— Start of INPUT FOR THIS TASK —

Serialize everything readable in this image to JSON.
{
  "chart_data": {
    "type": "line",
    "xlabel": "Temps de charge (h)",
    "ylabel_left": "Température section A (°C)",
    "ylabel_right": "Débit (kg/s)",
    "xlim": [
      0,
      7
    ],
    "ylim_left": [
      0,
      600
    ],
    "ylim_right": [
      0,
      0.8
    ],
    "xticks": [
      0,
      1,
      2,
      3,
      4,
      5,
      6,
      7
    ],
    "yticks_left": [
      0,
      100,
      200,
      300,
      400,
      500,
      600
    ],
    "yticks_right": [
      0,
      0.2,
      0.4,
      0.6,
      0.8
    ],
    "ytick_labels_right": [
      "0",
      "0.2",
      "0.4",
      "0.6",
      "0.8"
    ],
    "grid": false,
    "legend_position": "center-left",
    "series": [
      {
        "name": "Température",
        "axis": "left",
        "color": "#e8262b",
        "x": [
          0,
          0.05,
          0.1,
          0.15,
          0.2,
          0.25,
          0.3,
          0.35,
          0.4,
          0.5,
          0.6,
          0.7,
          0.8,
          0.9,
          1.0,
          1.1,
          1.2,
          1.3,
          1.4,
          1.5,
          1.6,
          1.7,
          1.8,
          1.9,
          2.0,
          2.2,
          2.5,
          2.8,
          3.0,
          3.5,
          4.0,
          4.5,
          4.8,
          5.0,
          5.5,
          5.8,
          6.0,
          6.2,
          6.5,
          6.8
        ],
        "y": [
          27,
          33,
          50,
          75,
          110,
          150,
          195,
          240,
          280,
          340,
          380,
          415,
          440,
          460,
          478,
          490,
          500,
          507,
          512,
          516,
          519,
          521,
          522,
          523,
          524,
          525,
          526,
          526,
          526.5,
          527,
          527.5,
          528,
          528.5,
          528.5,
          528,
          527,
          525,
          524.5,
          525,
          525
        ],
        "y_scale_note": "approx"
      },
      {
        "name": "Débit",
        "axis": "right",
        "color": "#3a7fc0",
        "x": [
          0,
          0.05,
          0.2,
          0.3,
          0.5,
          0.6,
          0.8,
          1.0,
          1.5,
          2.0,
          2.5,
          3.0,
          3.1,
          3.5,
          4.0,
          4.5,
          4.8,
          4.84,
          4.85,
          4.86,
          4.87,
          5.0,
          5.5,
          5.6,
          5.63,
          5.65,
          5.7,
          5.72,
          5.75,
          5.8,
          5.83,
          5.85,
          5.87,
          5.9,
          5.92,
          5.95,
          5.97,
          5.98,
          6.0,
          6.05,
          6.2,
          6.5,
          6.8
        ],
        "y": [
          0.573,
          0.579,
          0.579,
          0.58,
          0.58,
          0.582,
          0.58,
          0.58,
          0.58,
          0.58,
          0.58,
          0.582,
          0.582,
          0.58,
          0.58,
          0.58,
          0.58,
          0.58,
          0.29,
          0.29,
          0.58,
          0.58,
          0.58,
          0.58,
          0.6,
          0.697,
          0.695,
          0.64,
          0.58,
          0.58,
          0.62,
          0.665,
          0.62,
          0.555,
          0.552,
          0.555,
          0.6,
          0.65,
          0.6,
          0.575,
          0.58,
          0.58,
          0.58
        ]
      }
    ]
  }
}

— End of INPUT FOR THIS TASK —

• EXERCISE:
From the listing above, extract all records word for word.

• ANSWER TO THIS EXERCISE:
Serialize everything readable in this image to JSON.
{
  "chart_data": {
    "type": "line",
    "xlabel": "Temps de charge (h)",
    "ylabel_left": "Température section A (°C)",
    "ylabel_right": "Débit (kg/s)",
    "xlim": [
      0,
      7
    ],
    "ylim_left": [
      0,
      600
    ],
    "ylim_right": [
      0,
      0.8
    ],
    "xticks": [
      0,
      1,
      2,
      3,
      4,
      5,
      6,
      7
    ],
    "yticks_left": [
      0,
      100,
      200,
      300,
      400,
      500,
      600
    ],
    "yticks_right": [
      0,
      0.2,
      0.4,
      0.6,
      0.8
    ],
    "ytick_labels_right": [
      "0",
      "0.2",
      "0.4",
      "0.6",
      "0.8"
    ],
    "grid": false,
    "legend_position": "center-left",
    "series": [
      {
        "name": "Température",
        "axis": "left",
        "color": "#e8262b",
        "x": [
          0,
          0.05,
          0.1,
          0.15,
          0.2,
          0.25,
          0.3,
          0.35,
          0.4,
          0.5,
          0.6,
          0.7,
          0.8,
          0.9,
          1.0,
          1.1,
          1.2,
          1.3,
          1.4,
          1.5,
          1.6,
          1.7,
          1.8,
          1.9,
          2.0,
          2.2,
          2.5,
          2.8,
          3.0,
          3.5,
          4.0,
          4.5,
          4.8,
          5.0,
          5.5,
          5.8,
          6.0,
          6.2,
          6.5,
          6.8
        ],
        "y": [
          27,
          33,
          50,
          75,
          110,
          150,
          195,
          240,
          280,
          340,
          380,
          415,
          440,
          460,
          478,
          490,
          500,
          507,
          512,
          516,
          519,
          521,
          522,
          523,
          524,
          525,
          526,
          526,
          526.5,
          527,
          527.5,
          528,
          528.5,
          528.5,
          528,
          527,
          525,
          524.5,
          525,
          525
        ],
        "y_scale_note": "approx"
      },
      {
        "name": "Débit",
        "axis": "right",
        "color": "#3a7fc0",
        "x": [
          0,
          0.05,
          0.2,
          0.3,
          0.5,
          0.6,
          0.8,
          1.0,
          1.5,
          2.0,
          2.5,
          3.0,
          3.1,
          3.5,
          4.0,
          4.5,
          4.8,
          4.84,
          4.85,
          4.86,
          4.87,
          5.0,
          5.5,
          5.6,
          5.63,
          5.65,
          5.7,
          5.72,
          5.75,
          5.8,
          5.83,
          5.85,
          5.87,
          5.9,
          5.92,
          5.95,
          5.97,
          5.98,
          6.0,
          6.05,
          6.2,
          6.5,
          6.8
        ],
        "y": [
          0.573,
          0.579,
          0.579,
          0.58,
          0.58,
          0.582,
          0.58,
          0.58,
          0.58,
          0.58,
          0.58,
          0.582,
          0.582,
          0.58,
          0.58,
          0.58,
          0.58,
          0.58,
          0.29,
          0.29,
          0.58,
          0.58,
          0.58,
          0.58,
          0.6,
          0.697,
          0.695,
          0.64,
          0.58,
          0.58,
          0.62,
          0.665,
          0.62,
          0.555,
          0.552,
          0.555,
          0.6,
          0.65,
          0.6,
          0.575,
          0.58,
          0.58,
          0.58
        ]
      }
    ]
  }
}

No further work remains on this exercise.